Reproduce verbatim every line of the items below, from the first line through the line containing "dev-line: B) Topográfiai", inclusive.

————

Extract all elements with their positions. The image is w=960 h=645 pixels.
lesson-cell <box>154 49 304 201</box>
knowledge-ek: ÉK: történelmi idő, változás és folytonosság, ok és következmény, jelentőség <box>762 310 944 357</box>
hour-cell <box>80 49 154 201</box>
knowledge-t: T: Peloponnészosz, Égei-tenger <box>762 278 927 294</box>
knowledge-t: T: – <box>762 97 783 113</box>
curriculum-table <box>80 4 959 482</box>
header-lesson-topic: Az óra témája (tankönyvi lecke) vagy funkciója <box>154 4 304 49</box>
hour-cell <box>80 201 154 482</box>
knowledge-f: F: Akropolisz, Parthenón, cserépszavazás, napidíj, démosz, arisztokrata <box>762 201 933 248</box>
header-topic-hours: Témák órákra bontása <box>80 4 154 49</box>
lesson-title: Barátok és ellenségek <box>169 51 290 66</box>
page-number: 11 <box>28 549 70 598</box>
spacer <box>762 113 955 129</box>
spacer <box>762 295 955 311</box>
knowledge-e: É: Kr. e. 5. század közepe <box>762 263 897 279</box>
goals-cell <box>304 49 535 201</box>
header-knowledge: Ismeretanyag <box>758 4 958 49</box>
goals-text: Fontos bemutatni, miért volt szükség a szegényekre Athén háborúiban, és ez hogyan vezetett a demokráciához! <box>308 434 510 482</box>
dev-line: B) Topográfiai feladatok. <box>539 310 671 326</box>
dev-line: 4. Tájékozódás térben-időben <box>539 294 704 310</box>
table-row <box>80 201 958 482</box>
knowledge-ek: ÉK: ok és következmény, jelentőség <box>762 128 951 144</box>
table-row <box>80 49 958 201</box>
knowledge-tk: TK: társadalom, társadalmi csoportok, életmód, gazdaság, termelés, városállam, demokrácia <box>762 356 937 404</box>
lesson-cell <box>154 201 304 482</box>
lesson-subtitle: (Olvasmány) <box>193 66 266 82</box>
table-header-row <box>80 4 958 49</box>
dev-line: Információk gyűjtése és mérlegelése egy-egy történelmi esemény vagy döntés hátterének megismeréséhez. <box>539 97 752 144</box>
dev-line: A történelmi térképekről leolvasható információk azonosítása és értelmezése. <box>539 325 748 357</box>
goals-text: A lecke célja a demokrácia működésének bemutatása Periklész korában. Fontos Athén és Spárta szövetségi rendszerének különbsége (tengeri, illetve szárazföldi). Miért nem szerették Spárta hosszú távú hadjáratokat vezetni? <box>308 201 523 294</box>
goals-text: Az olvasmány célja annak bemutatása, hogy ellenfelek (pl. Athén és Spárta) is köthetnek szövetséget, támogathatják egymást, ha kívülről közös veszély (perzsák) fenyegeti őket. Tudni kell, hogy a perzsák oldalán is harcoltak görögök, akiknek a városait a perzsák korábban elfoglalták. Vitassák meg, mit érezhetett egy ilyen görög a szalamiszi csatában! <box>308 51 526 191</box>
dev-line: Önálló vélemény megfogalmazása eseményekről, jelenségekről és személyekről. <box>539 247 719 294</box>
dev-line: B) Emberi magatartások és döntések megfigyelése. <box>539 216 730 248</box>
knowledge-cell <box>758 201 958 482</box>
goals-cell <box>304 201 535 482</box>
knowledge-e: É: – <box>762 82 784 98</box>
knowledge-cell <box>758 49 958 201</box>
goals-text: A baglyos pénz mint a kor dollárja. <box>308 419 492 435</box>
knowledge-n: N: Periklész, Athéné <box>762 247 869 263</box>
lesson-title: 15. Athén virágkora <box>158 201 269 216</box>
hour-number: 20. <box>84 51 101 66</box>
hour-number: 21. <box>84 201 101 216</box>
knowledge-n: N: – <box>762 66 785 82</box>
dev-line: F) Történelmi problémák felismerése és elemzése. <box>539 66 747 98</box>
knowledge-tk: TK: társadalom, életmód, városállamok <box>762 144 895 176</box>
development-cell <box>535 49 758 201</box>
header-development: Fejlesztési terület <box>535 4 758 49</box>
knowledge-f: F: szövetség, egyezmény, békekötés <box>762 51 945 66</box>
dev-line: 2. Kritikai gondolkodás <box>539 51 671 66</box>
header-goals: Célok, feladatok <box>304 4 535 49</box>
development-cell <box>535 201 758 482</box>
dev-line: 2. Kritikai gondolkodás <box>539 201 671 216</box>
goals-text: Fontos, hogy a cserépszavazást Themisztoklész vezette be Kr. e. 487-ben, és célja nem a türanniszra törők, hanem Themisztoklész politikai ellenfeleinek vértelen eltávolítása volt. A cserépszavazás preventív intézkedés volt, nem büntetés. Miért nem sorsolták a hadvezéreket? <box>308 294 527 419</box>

————

(Correct answer):
Extract all elements with their positions. The image is w=960 h=645 pixels.
lesson-cell <box>154 49 304 201</box>
knowledge-ek: ÉK: történelmi idő, változás és folytonosság, ok és következmény, jelentőség <box>762 310 944 357</box>
hour-cell <box>80 49 154 201</box>
knowledge-t: T: Peloponnészosz, Égei-tenger <box>762 278 927 294</box>
knowledge-t: T: – <box>762 97 783 113</box>
curriculum-table <box>80 4 959 482</box>
header-lesson-topic: Az óra témája (tankönyvi lecke) vagy funkciója <box>154 4 304 49</box>
hour-cell <box>80 201 154 482</box>
knowledge-f: F: Akropolisz, Parthenón, cserépszavazás, napidíj, démosz, arisztokrata <box>762 201 933 248</box>
header-topic-hours: Témák órákra bontása <box>80 4 154 49</box>
lesson-title: Barátok és ellenségek <box>169 51 290 66</box>
page-number: 11 <box>28 549 70 598</box>
spacer <box>762 113 955 129</box>
spacer <box>762 295 955 311</box>
knowledge-e: É: Kr. e. 5. század közepe <box>762 263 897 279</box>
goals-cell <box>304 49 535 201</box>
header-knowledge: Ismeretanyag <box>758 4 958 49</box>
goals-text: Fontos bemutatni, miért volt szükség a szegényekre Athén háborúiban, és ez hogyan vezetett a demokráciához! <box>308 434 510 482</box>
dev-line: B) Topográfiai feladatok. <box>539 310 671 326</box>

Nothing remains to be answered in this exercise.